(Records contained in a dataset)
▼

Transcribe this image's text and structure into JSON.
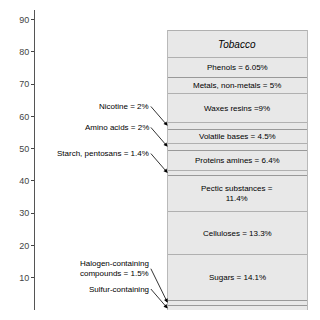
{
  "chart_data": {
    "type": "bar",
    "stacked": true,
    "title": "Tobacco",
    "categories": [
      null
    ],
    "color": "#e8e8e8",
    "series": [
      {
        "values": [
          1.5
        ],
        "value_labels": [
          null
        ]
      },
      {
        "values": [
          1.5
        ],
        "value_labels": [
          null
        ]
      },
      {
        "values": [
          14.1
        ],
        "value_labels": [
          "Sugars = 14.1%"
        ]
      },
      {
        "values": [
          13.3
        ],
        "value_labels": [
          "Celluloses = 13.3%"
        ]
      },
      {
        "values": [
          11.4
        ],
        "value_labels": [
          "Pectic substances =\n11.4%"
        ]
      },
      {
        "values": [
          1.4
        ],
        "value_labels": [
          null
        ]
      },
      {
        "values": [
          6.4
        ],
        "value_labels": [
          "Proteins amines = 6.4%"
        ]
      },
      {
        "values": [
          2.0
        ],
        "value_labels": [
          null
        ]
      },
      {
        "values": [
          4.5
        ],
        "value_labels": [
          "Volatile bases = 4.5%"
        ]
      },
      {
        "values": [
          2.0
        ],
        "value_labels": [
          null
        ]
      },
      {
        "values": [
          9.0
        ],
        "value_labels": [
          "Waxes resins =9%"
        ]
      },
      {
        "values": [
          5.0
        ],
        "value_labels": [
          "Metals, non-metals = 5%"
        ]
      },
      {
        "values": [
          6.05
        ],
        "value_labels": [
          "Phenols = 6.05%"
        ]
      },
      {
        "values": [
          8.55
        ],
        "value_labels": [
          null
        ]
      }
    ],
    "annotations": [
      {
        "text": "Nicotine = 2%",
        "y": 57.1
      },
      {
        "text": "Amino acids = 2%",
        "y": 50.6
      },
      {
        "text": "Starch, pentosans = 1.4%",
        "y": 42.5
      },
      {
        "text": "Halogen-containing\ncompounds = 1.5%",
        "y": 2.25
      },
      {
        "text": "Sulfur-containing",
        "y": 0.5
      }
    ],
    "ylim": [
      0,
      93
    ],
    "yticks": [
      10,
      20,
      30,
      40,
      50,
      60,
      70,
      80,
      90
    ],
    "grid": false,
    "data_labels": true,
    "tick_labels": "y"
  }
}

▲

PROBLEM TO SOLVE
Every entry must be retyped exactly, with the pictures removed.

EXERCISE OUTPUT
Transcribe this image's text and structure into JSON.
{
  "chart_data": {
    "type": "bar",
    "stacked": true,
    "title": "Tobacco",
    "categories": [
      null
    ],
    "color": "#e8e8e8",
    "series": [
      {
        "values": [
          1.5
        ],
        "value_labels": [
          null
        ]
      },
      {
        "values": [
          1.5
        ],
        "value_labels": [
          null
        ]
      },
      {
        "values": [
          14.1
        ],
        "value_labels": [
          "Sugars = 14.1%"
        ]
      },
      {
        "values": [
          13.3
        ],
        "value_labels": [
          "Celluloses = 13.3%"
        ]
      },
      {
        "values": [
          11.4
        ],
        "value_labels": [
          "Pectic substances =\n11.4%"
        ]
      },
      {
        "values": [
          1.4
        ],
        "value_labels": [
          null
        ]
      },
      {
        "values": [
          6.4
        ],
        "value_labels": [
          "Proteins amines = 6.4%"
        ]
      },
      {
        "values": [
          2.0
        ],
        "value_labels": [
          null
        ]
      },
      {
        "values": [
          4.5
        ],
        "value_labels": [
          "Volatile bases = 4.5%"
        ]
      },
      {
        "values": [
          2.0
        ],
        "value_labels": [
          null
        ]
      },
      {
        "values": [
          9.0
        ],
        "value_labels": [
          "Waxes resins =9%"
        ]
      },
      {
        "values": [
          5.0
        ],
        "value_labels": [
          "Metals, non-metals = 5%"
        ]
      },
      {
        "values": [
          6.05
        ],
        "value_labels": [
          "Phenols = 6.05%"
        ]
      },
      {
        "values": [
          8.55
        ],
        "value_labels": [
          null
        ]
      }
    ],
    "annotations": [
      {
        "text": "Nicotine = 2%",
        "y": 57.1
      },
      {
        "text": "Amino acids = 2%",
        "y": 50.6
      },
      {
        "text": "Starch, pentosans = 1.4%",
        "y": 42.5
      },
      {
        "text": "Halogen-containing\ncompounds = 1.5%",
        "y": 2.25
      },
      {
        "text": "Sulfur-containing",
        "y": 0.5
      }
    ],
    "ylim": [
      0,
      93
    ],
    "yticks": [
      10,
      20,
      30,
      40,
      50,
      60,
      70,
      80,
      90
    ],
    "grid": false,
    "data_labels": true,
    "tick_labels": "y"
  }
}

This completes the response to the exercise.